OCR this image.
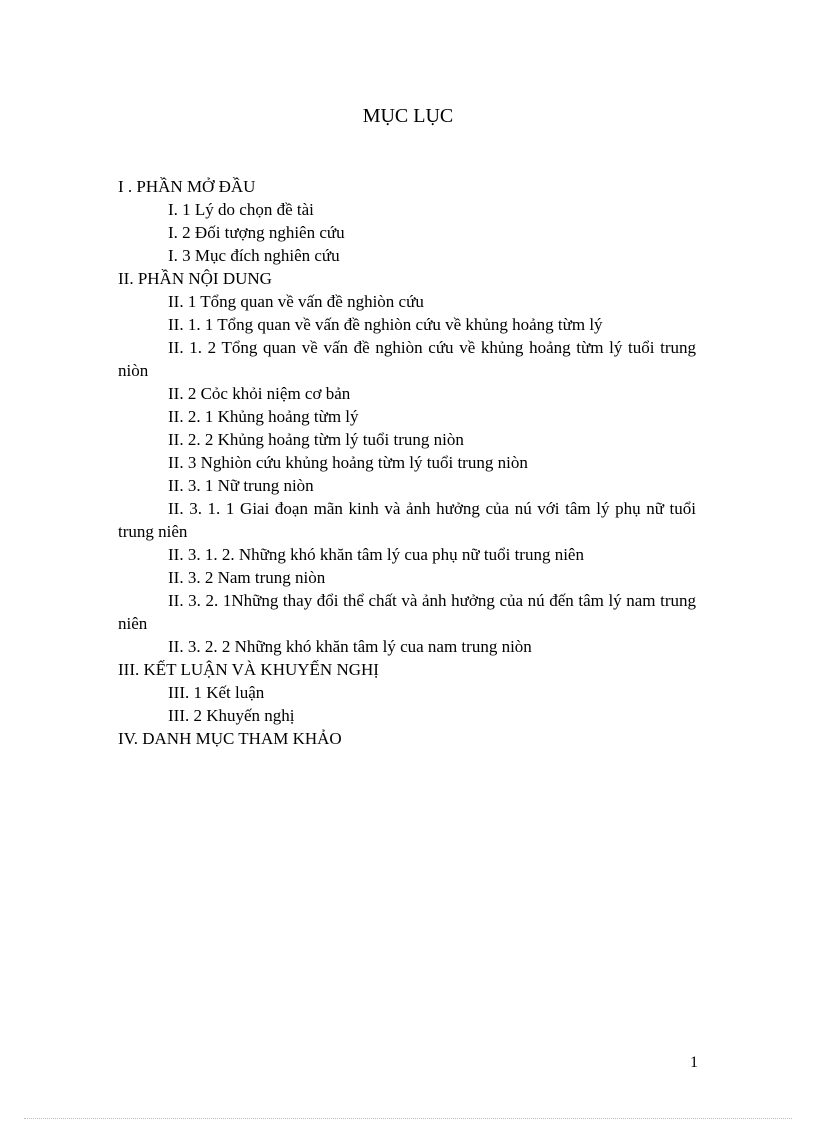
MỤC LỤC
I . PHẦN MỞ ĐẦU
I. 1 Lý do chọn đề tài
I. 2 Đối tượng nghiên cứu
I. 3 Mục đích nghiên cứu
II. PHẦN NỘI DUNG
II. 1 Tổng quan về vấn đề nghiòn cứu
II. 1. 1 Tổng quan về vấn đề nghiòn cứu về khủng hoảng từm lý
II. 1. 2 Tổng quan về vấn đề nghiòn cứu về khủng hoảng từm lý tuổi trung niòn
II. 2 Cỏc khỏi niệm cơ bản
II. 2. 1 Khủng hoảng từm lý
II. 2. 2 Khủng hoảng từm lý tuổi trung niòn
II. 3 Nghiòn cứu khủng hoảng từm lý tuổi trung niòn
II. 3. 1 Nữ trung niòn
II. 3. 1. 1 Giai đoạn mãn kinh và ảnh hưởng của nú với tâm lý phụ nữ tuổi trung niên
II. 3. 1. 2. Những khó khăn tâm lý cua phụ nữ tuổi trung niên
II. 3. 2 Nam trung niòn
II. 3. 2. 1Những thay đổi thể chất và ảnh hưởng của nú đến tâm lý nam trung niên
II. 3. 2. 2 Những khó khăn tâm lý cua nam trung niòn
III. KẾT LUẬN VÀ KHUYẾN NGHỊ
III. 1 Kết luận
III. 2 Khuyến nghị
IV. DANH MỤC THAM KHẢO
1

+-------+

## TASK DIRECTIONS
Leave out the pictures and copy everything else in the records word for word.

## TASK ANSWER
OCR this image.
MỤC LỤC
I . PHẦN MỞ ĐẦU
I. 1 Lý do chọn đề tài
I. 2 Đối tượng nghiên cứu
I. 3 Mục đích nghiên cứu
II. PHẦN NỘI DUNG
II. 1 Tổng quan về vấn đề nghiòn cứu
II. 1. 1 Tổng quan về vấn đề nghiòn cứu về khủng hoảng từm lý
II. 1. 2 Tổng quan về vấn đề nghiòn cứu về khủng hoảng từm lý tuổi trung niòn
II. 2 Cỏc khỏi niệm cơ bản
II. 2. 1 Khủng hoảng từm lý
II. 2. 2 Khủng hoảng từm lý tuổi trung niòn
II. 3 Nghiòn cứu khủng hoảng từm lý tuổi trung niòn
II. 3. 1 Nữ trung niòn
II. 3. 1. 1 Giai đoạn mãn kinh và ảnh hưởng của nú với tâm lý phụ nữ tuổi trung niên
II. 3. 1. 2. Những khó khăn tâm lý cua phụ nữ tuổi trung niên
II. 3. 2 Nam trung niòn
II. 3. 2. 1Những thay đổi thể chất và ảnh hưởng của nú đến tâm lý nam trung niên
II. 3. 2. 2 Những khó khăn tâm lý cua nam trung niòn
III. KẾT LUẬN VÀ KHUYẾN NGHỊ
III. 1 Kết luận
III. 2 Khuyến nghị
IV. DANH MỤC THAM KHẢO
1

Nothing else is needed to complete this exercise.